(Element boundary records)
%%

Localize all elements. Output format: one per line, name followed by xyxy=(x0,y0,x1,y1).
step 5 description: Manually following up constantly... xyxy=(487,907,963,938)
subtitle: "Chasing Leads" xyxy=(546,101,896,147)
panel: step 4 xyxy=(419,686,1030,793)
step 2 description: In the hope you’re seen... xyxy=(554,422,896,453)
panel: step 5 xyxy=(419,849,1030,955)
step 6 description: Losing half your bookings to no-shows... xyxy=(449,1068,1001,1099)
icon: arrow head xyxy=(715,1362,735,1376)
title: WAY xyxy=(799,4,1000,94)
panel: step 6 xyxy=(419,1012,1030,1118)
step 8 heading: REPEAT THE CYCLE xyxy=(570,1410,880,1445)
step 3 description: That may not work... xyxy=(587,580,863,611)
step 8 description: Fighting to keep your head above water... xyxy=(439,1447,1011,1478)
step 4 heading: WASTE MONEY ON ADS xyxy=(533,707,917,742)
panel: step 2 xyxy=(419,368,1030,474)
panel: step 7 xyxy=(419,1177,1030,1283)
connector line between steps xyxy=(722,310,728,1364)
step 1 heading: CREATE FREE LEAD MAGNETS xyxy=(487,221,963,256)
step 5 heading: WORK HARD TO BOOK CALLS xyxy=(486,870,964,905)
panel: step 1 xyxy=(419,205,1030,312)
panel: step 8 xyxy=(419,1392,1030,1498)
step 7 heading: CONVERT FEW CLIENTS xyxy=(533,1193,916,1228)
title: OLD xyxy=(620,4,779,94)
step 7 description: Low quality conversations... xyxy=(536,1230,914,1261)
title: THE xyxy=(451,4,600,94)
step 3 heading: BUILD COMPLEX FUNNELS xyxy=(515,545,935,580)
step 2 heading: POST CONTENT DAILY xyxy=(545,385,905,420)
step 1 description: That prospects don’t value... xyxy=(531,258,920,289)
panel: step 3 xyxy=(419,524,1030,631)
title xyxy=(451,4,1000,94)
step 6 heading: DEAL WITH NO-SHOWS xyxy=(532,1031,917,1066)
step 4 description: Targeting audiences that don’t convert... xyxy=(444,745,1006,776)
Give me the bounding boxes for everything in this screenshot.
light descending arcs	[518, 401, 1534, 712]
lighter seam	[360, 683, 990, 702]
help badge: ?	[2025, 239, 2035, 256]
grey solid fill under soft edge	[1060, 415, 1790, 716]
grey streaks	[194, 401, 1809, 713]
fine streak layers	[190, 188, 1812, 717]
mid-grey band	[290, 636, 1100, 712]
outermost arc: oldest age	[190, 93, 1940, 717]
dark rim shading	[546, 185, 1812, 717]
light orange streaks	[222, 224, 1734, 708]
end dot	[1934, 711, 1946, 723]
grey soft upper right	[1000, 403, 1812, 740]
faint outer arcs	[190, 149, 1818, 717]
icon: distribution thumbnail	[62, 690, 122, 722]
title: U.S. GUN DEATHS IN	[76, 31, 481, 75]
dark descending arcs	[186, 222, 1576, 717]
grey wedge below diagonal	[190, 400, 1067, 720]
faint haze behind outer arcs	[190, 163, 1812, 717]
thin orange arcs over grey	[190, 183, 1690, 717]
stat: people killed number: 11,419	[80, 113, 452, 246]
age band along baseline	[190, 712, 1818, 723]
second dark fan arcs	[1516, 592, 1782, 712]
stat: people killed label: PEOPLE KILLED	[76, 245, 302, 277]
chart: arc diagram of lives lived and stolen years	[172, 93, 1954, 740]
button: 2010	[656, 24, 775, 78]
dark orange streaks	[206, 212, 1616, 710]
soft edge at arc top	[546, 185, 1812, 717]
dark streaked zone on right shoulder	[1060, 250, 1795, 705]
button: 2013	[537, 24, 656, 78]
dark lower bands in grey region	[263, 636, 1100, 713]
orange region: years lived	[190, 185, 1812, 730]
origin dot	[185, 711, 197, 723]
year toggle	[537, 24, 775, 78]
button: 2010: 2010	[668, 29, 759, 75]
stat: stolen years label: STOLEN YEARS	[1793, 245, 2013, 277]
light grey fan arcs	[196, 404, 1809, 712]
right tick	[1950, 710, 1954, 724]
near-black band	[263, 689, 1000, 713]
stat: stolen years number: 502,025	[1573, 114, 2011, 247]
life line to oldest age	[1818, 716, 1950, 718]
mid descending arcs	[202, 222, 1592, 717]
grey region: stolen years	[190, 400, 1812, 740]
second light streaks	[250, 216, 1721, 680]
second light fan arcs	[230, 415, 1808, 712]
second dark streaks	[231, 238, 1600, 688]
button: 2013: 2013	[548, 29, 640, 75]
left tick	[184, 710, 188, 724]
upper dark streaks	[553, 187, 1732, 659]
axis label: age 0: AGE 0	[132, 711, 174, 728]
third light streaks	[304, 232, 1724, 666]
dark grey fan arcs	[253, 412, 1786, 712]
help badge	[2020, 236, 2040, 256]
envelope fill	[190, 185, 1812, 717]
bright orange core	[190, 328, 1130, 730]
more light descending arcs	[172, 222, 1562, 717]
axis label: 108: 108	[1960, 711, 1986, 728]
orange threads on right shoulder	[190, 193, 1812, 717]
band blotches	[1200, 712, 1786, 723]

%%

= WHAT TO DO =
Transcribe every line of the material above, without any alteration.

= CORRECT RESPONSE =
Localize all elements. Output format: one per line, name followed by xyxy=(x0,y0,x1,y1).
step 5 description: Manually following up constantly... xyxy=(487,907,963,938)
subtitle: "Chasing Leads" xyxy=(546,101,896,147)
panel: step 4 xyxy=(419,686,1030,793)
step 2 description: In the hope you’re seen... xyxy=(554,422,896,453)
panel: step 5 xyxy=(419,849,1030,955)
step 6 description: Losing half your bookings to no-shows... xyxy=(449,1068,1001,1099)
icon: arrow head xyxy=(715,1362,735,1376)
title: WAY xyxy=(799,4,1000,94)
panel: step 6 xyxy=(419,1012,1030,1118)
step 8 heading: REPEAT THE CYCLE xyxy=(570,1410,880,1445)
step 3 description: That may not work... xyxy=(587,580,863,611)
step 8 description: Fighting to keep your head above water... xyxy=(439,1447,1011,1478)
step 4 heading: WASTE MONEY ON ADS xyxy=(533,707,917,742)
panel: step 2 xyxy=(419,368,1030,474)
panel: step 7 xyxy=(419,1177,1030,1283)
connector line between steps xyxy=(722,310,728,1364)
step 1 heading: CREATE FREE LEAD MAGNETS xyxy=(487,221,963,256)
step 5 heading: WORK HARD TO BOOK CALLS xyxy=(486,870,964,905)
panel: step 1 xyxy=(419,205,1030,312)
panel: step 8 xyxy=(419,1392,1030,1498)
step 7 heading: CONVERT FEW CLIENTS xyxy=(533,1193,916,1228)
title: OLD xyxy=(620,4,779,94)
step 7 description: Low quality conversations... xyxy=(536,1230,914,1261)
title: THE xyxy=(451,4,600,94)
step 3 heading: BUILD COMPLEX FUNNELS xyxy=(515,545,935,580)
step 2 heading: POST CONTENT DAILY xyxy=(545,385,905,420)
step 1 description: That prospects don’t value... xyxy=(531,258,920,289)
panel: step 3 xyxy=(419,524,1030,631)
title xyxy=(451,4,1000,94)
step 6 heading: DEAL WITH NO-SHOWS xyxy=(532,1031,917,1066)
step 4 description: Targeting audiences that don’t convert... xyxy=(444,745,1006,776)
Give me the bounding boxes for everything in this screenshot.
light descending arcs	[518, 401, 1534, 712]
lighter seam	[360, 683, 990, 702]
help badge: ?	[2025, 239, 2035, 256]
grey solid fill under soft edge	[1060, 415, 1790, 716]
grey streaks	[194, 401, 1809, 713]
fine streak layers	[190, 188, 1812, 717]
mid-grey band	[290, 636, 1100, 712]
outermost arc: oldest age	[190, 93, 1940, 717]
dark rim shading	[546, 185, 1812, 717]
light orange streaks	[222, 224, 1734, 708]
end dot	[1934, 711, 1946, 723]
grey soft upper right	[1000, 403, 1812, 740]
faint outer arcs	[190, 149, 1818, 717]
icon: distribution thumbnail	[62, 690, 122, 722]
title: U.S. GUN DEATHS IN	[76, 31, 481, 75]
dark descending arcs	[186, 222, 1576, 717]
grey wedge below diagonal	[190, 400, 1067, 720]
faint haze behind outer arcs	[190, 163, 1812, 717]
thin orange arcs over grey	[190, 183, 1690, 717]
stat: people killed number: 11,419	[80, 113, 452, 246]
age band along baseline	[190, 712, 1818, 723]
second dark fan arcs	[1516, 592, 1782, 712]
stat: people killed label: PEOPLE KILLED	[76, 245, 302, 277]
chart: arc diagram of lives lived and stolen years	[172, 93, 1954, 740]
button: 2010	[656, 24, 775, 78]
dark orange streaks	[206, 212, 1616, 710]
soft edge at arc top	[546, 185, 1812, 717]
dark streaked zone on right shoulder	[1060, 250, 1795, 705]
button: 2013	[537, 24, 656, 78]
dark lower bands in grey region	[263, 636, 1100, 713]
orange region: years lived	[190, 185, 1812, 730]
origin dot	[185, 711, 197, 723]
year toggle	[537, 24, 775, 78]
button: 2010: 2010	[668, 29, 759, 75]
stat: stolen years label: STOLEN YEARS	[1793, 245, 2013, 277]
light grey fan arcs	[196, 404, 1809, 712]
right tick	[1950, 710, 1954, 724]
near-black band	[263, 689, 1000, 713]
stat: stolen years number: 502,025	[1573, 114, 2011, 247]
life line to oldest age	[1818, 716, 1950, 718]
mid descending arcs	[202, 222, 1592, 717]
grey region: stolen years	[190, 400, 1812, 740]
second light streaks	[250, 216, 1721, 680]
second light fan arcs	[230, 415, 1808, 712]
second dark streaks	[231, 238, 1600, 688]
button: 2013: 2013	[548, 29, 640, 75]
left tick	[184, 710, 188, 724]
upper dark streaks	[553, 187, 1732, 659]
axis label: age 0: AGE 0	[132, 711, 174, 728]
third light streaks	[304, 232, 1724, 666]
dark grey fan arcs	[253, 412, 1786, 712]
help badge	[2020, 236, 2040, 256]
envelope fill	[190, 185, 1812, 717]
bright orange core	[190, 328, 1130, 730]
more light descending arcs	[172, 222, 1562, 717]
axis label: 108: 108	[1960, 711, 1986, 728]
orange threads on right shoulder	[190, 193, 1812, 717]
band blotches	[1200, 712, 1786, 723]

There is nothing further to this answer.